Render the listing below as a JSON array of strings, one string per line, with blank lines omitted.
· · · · ·
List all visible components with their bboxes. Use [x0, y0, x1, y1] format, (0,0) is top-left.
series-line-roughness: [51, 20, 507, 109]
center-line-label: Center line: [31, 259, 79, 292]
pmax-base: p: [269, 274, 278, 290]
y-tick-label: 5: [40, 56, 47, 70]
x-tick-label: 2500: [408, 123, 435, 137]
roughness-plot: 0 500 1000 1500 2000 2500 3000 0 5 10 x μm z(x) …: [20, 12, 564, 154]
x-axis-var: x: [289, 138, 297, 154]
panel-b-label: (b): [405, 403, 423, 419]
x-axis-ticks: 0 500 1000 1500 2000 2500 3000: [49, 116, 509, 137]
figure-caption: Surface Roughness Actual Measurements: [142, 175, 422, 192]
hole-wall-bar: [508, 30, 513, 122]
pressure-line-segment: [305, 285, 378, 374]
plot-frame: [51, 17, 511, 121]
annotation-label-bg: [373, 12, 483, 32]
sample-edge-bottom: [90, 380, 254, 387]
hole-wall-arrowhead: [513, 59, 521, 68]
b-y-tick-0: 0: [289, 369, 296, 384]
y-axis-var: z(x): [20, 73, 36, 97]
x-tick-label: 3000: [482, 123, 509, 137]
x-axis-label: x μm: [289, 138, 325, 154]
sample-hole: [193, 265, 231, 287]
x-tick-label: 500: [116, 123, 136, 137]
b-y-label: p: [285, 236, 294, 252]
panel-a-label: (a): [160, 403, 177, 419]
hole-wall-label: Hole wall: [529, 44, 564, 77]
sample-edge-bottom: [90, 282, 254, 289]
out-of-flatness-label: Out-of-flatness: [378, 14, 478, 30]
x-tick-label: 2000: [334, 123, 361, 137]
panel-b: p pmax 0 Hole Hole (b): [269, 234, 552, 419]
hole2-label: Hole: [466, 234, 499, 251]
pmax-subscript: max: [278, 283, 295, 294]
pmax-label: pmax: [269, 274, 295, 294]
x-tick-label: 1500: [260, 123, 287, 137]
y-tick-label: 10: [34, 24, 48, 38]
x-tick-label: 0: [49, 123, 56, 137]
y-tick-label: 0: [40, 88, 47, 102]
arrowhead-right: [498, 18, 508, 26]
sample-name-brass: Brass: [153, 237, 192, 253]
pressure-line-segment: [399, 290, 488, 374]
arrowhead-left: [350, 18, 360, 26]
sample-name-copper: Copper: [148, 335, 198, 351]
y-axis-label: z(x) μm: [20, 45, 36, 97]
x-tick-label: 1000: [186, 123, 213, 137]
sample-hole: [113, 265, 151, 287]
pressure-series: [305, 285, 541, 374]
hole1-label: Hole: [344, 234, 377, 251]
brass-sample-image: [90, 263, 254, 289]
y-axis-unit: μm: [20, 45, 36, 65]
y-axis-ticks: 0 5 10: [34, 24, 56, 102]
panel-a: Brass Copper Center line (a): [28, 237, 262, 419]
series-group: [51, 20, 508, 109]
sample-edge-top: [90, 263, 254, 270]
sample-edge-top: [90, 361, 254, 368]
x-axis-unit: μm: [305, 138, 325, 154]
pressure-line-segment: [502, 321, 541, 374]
· · · · ·
_RESPONSE FOR THIS EXERCISE_.
[
  "List all visible components with their bboxes. Use [x0, y0, x1, y1] format, (0,0) is top-left.",
  "series-line-roughness: [51, 20, 507, 109]",
  "center-line-label: Center line: [31, 259, 79, 292]",
  "pmax-base: p: [269, 274, 278, 290]",
  "y-tick-label: 5: [40, 56, 47, 70]",
  "x-tick-label: 2500: [408, 123, 435, 137]",
  "roughness-plot: 0 500 1000 1500 2000 2500 3000 0 5 10 x μm z(x) …: [20, 12, 564, 154]",
  "x-axis-var: x: [289, 138, 297, 154]",
  "panel-b-label: (b): [405, 403, 423, 419]",
  "x-axis-ticks: 0 500 1000 1500 2000 2500 3000: [49, 116, 509, 137]",
  "figure-caption: Surface Roughness Actual Measurements: [142, 175, 422, 192]",
  "hole-wall-bar: [508, 30, 513, 122]",
  "pressure-line-segment: [305, 285, 378, 374]",
  "plot-frame: [51, 17, 511, 121]",
  "annotation-label-bg: [373, 12, 483, 32]",
  "sample-edge-bottom: [90, 380, 254, 387]",
  "hole-wall-arrowhead: [513, 59, 521, 68]",
  "b-y-tick-0: 0: [289, 369, 296, 384]",
  "y-axis-var: z(x): [20, 73, 36, 97]",
  "x-tick-label: 3000: [482, 123, 509, 137]",
  "x-axis-label: x μm: [289, 138, 325, 154]",
  "sample-hole: [193, 265, 231, 287]",
  "x-tick-label: 500: [116, 123, 136, 137]",
  "b-y-label: p: [285, 236, 294, 252]",
  "panel-a-label: (a): [160, 403, 177, 419]",
  "hole-wall-label: Hole wall: [529, 44, 564, 77]",
  "sample-edge-bottom: [90, 282, 254, 289]",
  "out-of-flatness-label: Out-of-flatness: [378, 14, 478, 30]",
  "x-tick-label: 2000: [334, 123, 361, 137]",
  "panel-b: p pmax 0 Hole Hole (b): [269, 234, 552, 419]",
  "hole2-label: Hole: [466, 234, 499, 251]",
  "pmax-subscript: max: [278, 283, 295, 294]",
  "pmax-label: pmax: [269, 274, 295, 294]",
  "x-tick-label: 1500: [260, 123, 287, 137]",
  "y-tick-label: 10: [34, 24, 48, 38]",
  "x-tick-label: 0: [49, 123, 56, 137]",
  "y-tick-label: 0: [40, 88, 47, 102]",
  "arrowhead-right: [498, 18, 508, 26]",
  "sample-name-brass: Brass: [153, 237, 192, 253]",
  "pressure-line-segment: [399, 290, 488, 374]",
  "arrowhead-left: [350, 18, 360, 26]",
  "sample-name-copper: Copper: [148, 335, 198, 351]",
  "y-axis-label: z(x) μm: [20, 45, 36, 97]",
  "x-tick-label: 1000: [186, 123, 213, 137]",
  "sample-hole: [113, 265, 151, 287]",
  "pressure-series: [305, 285, 541, 374]",
  "hole1-label: Hole: [344, 234, 377, 251]",
  "brass-sample-image: [90, 263, 254, 289]",
  "y-axis-unit: μm: [20, 45, 36, 65]",
  "y-axis-ticks: 0 5 10: [34, 24, 56, 102]",
  "panel-a: Brass Copper Center line (a): [28, 237, 262, 419]",
  "series-group: [51, 20, 508, 109]",
  "sample-edge-top: [90, 263, 254, 270]",
  "sample-edge-top: [90, 361, 254, 368]",
  "x-axis-unit: μm: [305, 138, 325, 154]",
  "pressure-line-segment: [502, 321, 541, 374]"
]